-- Your goal --
Type out the material below exactly.

-- Given entries --
-------

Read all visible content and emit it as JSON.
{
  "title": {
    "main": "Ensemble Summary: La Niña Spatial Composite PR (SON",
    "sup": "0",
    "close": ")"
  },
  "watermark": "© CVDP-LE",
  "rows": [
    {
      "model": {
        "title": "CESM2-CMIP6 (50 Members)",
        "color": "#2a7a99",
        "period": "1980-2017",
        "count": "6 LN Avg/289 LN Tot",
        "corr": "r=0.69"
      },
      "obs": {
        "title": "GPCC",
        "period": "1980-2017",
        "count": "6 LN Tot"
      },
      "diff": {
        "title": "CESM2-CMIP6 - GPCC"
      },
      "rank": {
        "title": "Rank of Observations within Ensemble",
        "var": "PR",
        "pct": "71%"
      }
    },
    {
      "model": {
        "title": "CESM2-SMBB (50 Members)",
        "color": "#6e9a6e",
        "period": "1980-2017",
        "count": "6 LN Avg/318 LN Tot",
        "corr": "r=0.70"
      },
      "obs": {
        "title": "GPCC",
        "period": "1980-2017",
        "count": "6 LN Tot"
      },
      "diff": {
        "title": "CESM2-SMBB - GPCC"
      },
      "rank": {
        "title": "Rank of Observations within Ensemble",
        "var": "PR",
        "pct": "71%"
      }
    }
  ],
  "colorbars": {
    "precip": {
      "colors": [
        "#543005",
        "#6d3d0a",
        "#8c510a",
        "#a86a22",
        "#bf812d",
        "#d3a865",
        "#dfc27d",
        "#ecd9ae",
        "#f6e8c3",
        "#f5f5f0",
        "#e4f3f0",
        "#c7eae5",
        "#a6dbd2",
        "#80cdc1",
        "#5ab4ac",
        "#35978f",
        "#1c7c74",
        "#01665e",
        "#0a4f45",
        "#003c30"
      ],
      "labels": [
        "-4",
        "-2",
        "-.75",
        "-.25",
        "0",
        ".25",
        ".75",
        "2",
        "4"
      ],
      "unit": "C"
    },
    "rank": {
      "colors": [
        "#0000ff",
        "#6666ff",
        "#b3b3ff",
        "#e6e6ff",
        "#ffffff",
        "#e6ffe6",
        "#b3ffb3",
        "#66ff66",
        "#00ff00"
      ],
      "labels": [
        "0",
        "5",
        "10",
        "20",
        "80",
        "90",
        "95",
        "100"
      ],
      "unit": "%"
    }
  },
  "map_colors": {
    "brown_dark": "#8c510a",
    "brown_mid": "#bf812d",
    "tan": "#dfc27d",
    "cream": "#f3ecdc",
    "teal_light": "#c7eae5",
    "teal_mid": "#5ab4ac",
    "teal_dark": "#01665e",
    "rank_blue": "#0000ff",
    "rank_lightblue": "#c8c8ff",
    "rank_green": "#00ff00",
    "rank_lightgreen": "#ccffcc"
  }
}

-------

-- Exercise result --
Read all visible content and emit it as JSON.
{
  "title": {
    "main": "Ensemble Summary: La Niña Spatial Composite PR (SON",
    "sup": "0",
    "close": ")"
  },
  "watermark": "© CVDP-LE",
  "rows": [
    {
      "model": {
        "title": "CESM2-CMIP6 (50 Members)",
        "color": "#2a7a99",
        "period": "1980-2017",
        "count": "6 LN Avg/289 LN Tot",
        "corr": "r=0.69"
      },
      "obs": {
        "title": "GPCC",
        "period": "1980-2017",
        "count": "6 LN Tot"
      },
      "diff": {
        "title": "CESM2-CMIP6 - GPCC"
      },
      "rank": {
        "title": "Rank of Observations within Ensemble",
        "var": "PR",
        "pct": "71%"
      }
    },
    {
      "model": {
        "title": "CESM2-SMBB (50 Members)",
        "color": "#6e9a6e",
        "period": "1980-2017",
        "count": "6 LN Avg/318 LN Tot",
        "corr": "r=0.70"
      },
      "obs": {
        "title": "GPCC",
        "period": "1980-2017",
        "count": "6 LN Tot"
      },
      "diff": {
        "title": "CESM2-SMBB - GPCC"
      },
      "rank": {
        "title": "Rank of Observations within Ensemble",
        "var": "PR",
        "pct": "71%"
      }
    }
  ],
  "colorbars": {
    "precip": {
      "colors": [
        "#543005",
        "#6d3d0a",
        "#8c510a",
        "#a86a22",
        "#bf812d",
        "#d3a865",
        "#dfc27d",
        "#ecd9ae",
        "#f6e8c3",
        "#f5f5f0",
        "#e4f3f0",
        "#c7eae5",
        "#a6dbd2",
        "#80cdc1",
        "#5ab4ac",
        "#35978f",
        "#1c7c74",
        "#01665e",
        "#0a4f45",
        "#003c30"
      ],
      "labels": [
        "-4",
        "-2",
        "-.75",
        "-.25",
        "0",
        ".25",
        ".75",
        "2",
        "4"
      ],
      "unit": "C"
    },
    "rank": {
      "colors": [
        "#0000ff",
        "#6666ff",
        "#b3b3ff",
        "#e6e6ff",
        "#ffffff",
        "#e6ffe6",
        "#b3ffb3",
        "#66ff66",
        "#00ff00"
      ],
      "labels": [
        "0",
        "5",
        "10",
        "20",
        "80",
        "90",
        "95",
        "100"
      ],
      "unit": "%"
    }
  },
  "map_colors": {
    "brown_dark": "#8c510a",
    "brown_mid": "#bf812d",
    "tan": "#dfc27d",
    "cream": "#f3ecdc",
    "teal_light": "#c7eae5",
    "teal_mid": "#5ab4ac",
    "teal_dark": "#01665e",
    "rank_blue": "#0000ff",
    "rank_lightblue": "#c8c8ff",
    "rank_green": "#00ff00",
    "rank_lightgreen": "#ccffcc"
  }
}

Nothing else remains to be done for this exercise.